ABOUT THIS TASK: Look through the entries. Copy each line that has the word "screenshot".

Segment Start: SUPPLIED RECORDS

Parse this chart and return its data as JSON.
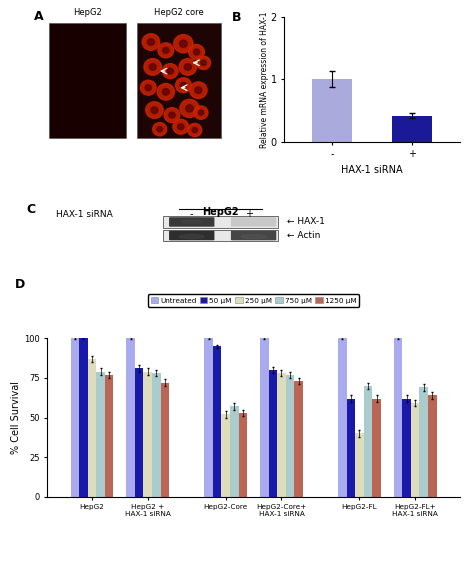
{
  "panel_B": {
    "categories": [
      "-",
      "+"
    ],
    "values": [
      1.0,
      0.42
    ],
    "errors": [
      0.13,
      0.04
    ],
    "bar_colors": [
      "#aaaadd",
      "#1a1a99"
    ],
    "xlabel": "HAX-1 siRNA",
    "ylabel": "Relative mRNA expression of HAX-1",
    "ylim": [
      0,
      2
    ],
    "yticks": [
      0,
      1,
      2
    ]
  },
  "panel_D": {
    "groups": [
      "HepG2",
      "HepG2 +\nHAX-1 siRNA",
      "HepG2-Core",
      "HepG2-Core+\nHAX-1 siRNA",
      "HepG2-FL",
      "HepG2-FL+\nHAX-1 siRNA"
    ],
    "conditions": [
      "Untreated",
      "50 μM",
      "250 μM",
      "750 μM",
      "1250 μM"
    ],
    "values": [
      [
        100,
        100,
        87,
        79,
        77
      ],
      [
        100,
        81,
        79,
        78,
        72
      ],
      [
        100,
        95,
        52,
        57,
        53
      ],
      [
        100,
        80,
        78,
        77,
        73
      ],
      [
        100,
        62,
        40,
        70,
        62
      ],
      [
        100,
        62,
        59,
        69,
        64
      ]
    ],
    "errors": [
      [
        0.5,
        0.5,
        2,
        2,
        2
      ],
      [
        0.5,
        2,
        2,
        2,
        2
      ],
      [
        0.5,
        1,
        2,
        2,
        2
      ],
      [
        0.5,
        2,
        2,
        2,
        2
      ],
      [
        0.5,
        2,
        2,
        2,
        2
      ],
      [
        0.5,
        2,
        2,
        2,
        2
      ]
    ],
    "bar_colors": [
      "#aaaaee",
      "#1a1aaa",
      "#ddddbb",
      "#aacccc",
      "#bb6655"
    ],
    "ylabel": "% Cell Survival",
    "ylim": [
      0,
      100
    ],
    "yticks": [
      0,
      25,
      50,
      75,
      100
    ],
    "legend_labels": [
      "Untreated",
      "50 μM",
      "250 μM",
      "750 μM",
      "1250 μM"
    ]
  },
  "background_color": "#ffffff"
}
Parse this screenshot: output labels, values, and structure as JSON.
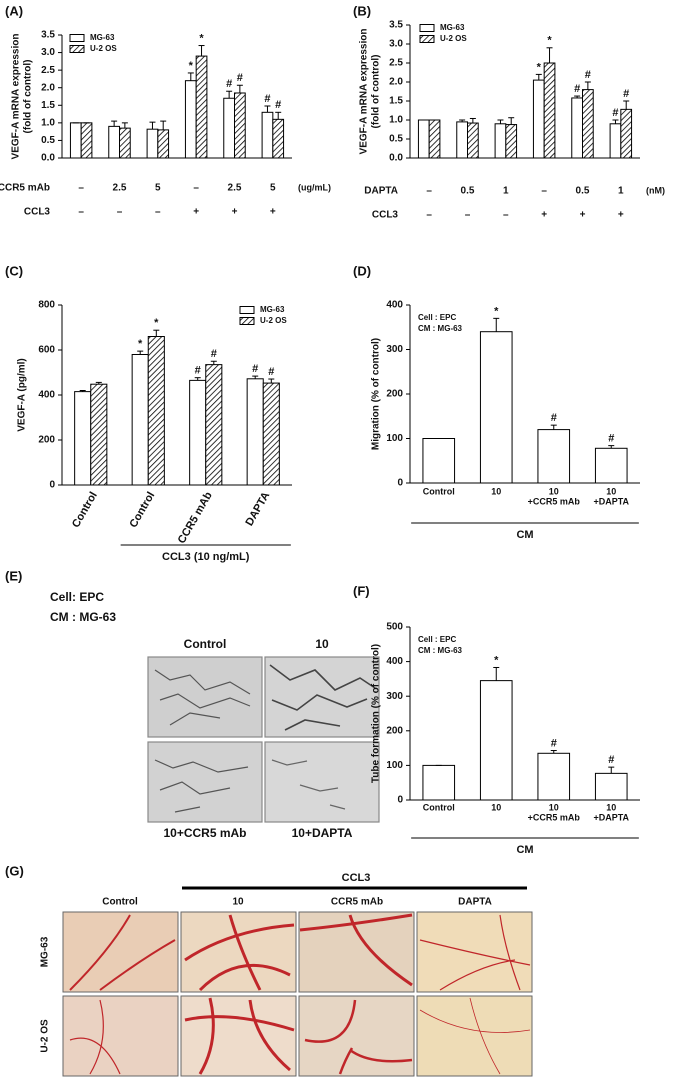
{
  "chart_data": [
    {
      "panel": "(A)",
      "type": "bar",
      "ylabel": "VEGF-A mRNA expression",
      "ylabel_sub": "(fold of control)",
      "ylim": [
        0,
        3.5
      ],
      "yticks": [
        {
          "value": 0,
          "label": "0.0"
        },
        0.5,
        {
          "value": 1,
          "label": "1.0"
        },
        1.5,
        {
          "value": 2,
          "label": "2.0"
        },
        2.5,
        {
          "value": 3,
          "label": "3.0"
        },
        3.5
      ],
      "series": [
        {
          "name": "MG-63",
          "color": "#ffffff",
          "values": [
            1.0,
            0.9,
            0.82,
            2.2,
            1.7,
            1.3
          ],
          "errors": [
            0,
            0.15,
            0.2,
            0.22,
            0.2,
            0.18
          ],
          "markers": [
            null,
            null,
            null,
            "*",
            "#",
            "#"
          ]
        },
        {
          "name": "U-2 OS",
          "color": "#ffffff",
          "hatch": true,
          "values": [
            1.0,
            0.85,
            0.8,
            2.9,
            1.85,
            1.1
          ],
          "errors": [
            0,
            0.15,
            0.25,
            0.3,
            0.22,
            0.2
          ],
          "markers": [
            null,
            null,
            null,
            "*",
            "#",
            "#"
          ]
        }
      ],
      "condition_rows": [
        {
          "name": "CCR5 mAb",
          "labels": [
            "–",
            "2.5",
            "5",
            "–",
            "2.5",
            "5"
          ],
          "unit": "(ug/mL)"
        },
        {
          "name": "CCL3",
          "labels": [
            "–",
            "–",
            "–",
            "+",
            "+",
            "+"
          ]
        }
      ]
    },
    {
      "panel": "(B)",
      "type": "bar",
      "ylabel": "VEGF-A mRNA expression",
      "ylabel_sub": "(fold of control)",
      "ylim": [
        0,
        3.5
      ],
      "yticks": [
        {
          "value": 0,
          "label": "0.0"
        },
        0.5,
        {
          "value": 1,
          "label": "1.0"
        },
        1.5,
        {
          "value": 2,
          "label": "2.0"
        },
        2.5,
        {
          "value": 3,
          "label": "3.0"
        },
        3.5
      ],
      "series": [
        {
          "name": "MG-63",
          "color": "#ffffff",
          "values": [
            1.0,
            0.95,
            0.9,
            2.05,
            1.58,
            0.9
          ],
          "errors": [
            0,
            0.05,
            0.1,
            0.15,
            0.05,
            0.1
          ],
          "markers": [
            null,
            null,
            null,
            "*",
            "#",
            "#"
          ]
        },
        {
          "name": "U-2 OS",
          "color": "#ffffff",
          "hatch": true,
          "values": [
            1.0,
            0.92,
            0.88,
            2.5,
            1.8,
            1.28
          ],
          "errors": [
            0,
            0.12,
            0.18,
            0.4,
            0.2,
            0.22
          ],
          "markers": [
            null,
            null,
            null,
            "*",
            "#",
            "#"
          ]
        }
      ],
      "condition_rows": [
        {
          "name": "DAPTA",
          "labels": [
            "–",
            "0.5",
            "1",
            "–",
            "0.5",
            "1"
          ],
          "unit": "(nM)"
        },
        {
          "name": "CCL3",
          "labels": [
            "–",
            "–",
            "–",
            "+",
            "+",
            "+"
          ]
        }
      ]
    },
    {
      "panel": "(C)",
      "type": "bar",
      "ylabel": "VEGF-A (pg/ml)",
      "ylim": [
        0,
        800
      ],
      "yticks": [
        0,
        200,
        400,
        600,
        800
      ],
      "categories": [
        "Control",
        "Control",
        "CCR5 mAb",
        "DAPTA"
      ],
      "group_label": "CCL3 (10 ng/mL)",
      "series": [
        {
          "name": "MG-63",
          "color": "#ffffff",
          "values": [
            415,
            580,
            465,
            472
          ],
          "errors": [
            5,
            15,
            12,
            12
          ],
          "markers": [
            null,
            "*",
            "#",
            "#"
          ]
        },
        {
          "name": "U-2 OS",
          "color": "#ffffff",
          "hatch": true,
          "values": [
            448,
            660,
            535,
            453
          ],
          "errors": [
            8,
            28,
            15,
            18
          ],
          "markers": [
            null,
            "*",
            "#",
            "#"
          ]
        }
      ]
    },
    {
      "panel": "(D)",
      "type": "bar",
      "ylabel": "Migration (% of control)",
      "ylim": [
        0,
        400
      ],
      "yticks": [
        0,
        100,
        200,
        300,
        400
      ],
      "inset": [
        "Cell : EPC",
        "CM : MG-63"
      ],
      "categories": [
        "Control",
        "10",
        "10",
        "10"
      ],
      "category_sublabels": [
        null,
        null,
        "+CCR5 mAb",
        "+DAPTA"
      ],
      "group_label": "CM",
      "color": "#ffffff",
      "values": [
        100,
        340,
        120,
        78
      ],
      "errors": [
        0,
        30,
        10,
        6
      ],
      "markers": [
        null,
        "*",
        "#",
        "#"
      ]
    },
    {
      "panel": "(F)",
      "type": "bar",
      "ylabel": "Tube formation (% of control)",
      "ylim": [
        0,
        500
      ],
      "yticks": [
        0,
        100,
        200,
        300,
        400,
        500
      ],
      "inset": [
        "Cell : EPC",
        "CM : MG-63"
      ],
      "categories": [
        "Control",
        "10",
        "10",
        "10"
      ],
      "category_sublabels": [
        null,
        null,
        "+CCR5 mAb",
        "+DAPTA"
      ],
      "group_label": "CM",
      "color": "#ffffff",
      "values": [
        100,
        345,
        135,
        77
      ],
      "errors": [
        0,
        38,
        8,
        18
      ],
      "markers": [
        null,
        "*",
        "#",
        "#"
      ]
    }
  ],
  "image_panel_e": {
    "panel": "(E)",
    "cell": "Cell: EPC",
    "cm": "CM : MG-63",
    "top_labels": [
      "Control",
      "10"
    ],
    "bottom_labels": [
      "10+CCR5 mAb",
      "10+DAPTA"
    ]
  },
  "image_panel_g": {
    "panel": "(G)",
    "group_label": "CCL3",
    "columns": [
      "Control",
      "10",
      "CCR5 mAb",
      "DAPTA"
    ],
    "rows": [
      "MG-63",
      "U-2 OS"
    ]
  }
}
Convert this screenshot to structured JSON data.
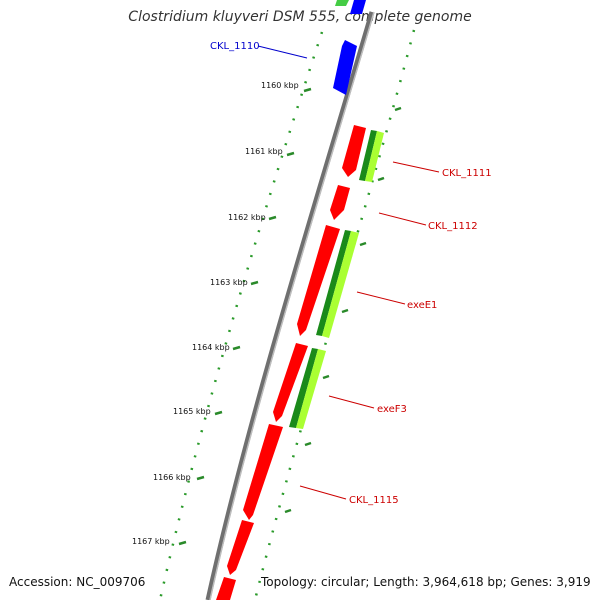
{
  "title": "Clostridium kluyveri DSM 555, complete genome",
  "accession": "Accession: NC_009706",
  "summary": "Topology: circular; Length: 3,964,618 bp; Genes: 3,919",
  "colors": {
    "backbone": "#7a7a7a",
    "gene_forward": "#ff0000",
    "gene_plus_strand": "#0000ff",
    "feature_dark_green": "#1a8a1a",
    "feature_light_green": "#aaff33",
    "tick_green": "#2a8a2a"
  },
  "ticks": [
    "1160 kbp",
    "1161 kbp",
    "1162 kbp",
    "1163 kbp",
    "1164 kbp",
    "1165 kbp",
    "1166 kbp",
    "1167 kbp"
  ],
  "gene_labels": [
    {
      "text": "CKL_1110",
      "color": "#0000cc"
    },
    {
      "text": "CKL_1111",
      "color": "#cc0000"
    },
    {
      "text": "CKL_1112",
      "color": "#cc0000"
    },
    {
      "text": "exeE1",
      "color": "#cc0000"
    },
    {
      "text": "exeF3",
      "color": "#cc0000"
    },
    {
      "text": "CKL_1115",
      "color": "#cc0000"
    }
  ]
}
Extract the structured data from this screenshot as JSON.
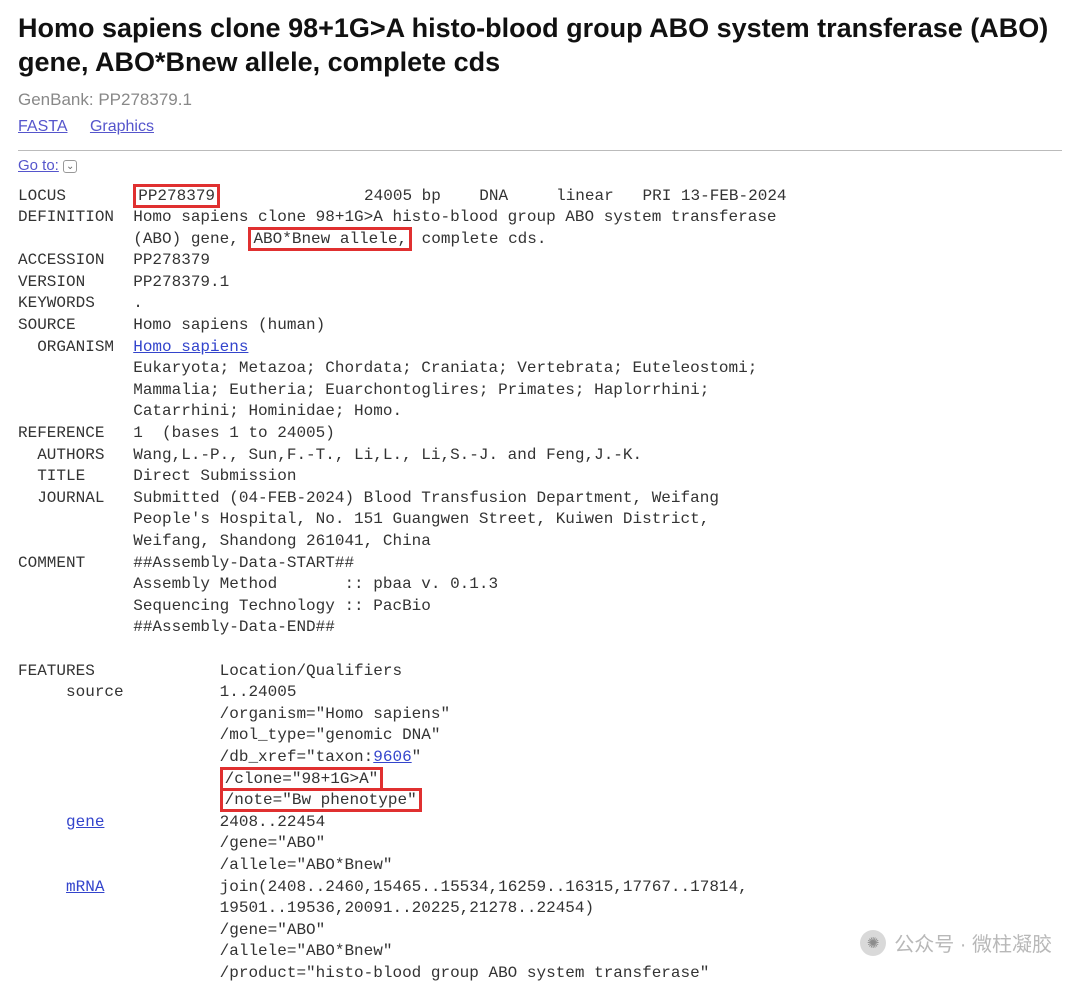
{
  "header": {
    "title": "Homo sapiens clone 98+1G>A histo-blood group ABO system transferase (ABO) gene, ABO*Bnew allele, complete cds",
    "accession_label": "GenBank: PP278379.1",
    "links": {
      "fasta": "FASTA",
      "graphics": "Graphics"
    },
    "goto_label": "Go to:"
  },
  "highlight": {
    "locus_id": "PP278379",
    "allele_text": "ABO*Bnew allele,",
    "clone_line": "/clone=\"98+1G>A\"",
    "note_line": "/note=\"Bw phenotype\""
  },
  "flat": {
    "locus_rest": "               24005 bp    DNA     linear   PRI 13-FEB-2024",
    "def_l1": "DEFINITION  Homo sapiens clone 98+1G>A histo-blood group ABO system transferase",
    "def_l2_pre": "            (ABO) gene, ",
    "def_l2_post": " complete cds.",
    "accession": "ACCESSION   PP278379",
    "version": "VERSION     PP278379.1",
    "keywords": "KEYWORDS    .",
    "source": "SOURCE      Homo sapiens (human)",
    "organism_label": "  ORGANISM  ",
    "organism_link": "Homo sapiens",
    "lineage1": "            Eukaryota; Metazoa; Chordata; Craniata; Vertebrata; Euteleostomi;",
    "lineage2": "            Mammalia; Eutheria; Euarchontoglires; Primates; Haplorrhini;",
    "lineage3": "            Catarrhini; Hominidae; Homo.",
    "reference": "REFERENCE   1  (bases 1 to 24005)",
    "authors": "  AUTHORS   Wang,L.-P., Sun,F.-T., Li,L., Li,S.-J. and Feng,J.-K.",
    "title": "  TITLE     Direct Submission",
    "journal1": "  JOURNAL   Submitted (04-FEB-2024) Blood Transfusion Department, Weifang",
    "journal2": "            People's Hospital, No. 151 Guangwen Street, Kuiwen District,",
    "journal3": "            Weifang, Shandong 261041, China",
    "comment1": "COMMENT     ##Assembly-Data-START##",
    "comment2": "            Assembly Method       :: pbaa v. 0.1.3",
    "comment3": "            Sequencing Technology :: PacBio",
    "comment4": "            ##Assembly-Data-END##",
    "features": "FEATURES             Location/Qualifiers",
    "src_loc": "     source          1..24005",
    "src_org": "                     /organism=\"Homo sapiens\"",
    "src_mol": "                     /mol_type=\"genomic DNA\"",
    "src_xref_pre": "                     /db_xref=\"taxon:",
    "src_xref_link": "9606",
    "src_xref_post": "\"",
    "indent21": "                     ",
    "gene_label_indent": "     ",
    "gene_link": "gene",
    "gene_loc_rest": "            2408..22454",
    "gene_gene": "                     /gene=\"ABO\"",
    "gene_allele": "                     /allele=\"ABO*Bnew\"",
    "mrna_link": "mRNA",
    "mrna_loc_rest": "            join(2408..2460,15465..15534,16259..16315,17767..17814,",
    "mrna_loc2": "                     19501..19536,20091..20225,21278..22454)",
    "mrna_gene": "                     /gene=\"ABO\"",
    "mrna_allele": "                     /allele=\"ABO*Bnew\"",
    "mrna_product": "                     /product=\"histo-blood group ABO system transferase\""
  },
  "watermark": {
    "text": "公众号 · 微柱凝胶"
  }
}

Segment End: SUPPLIED RECORDS

WRITTEN ANSWER:
Parse this screenshot: output labels, values, and structure as JSON.
Convert this screenshot to structured JSON data.
Extract the structured data from this screenshot as JSON.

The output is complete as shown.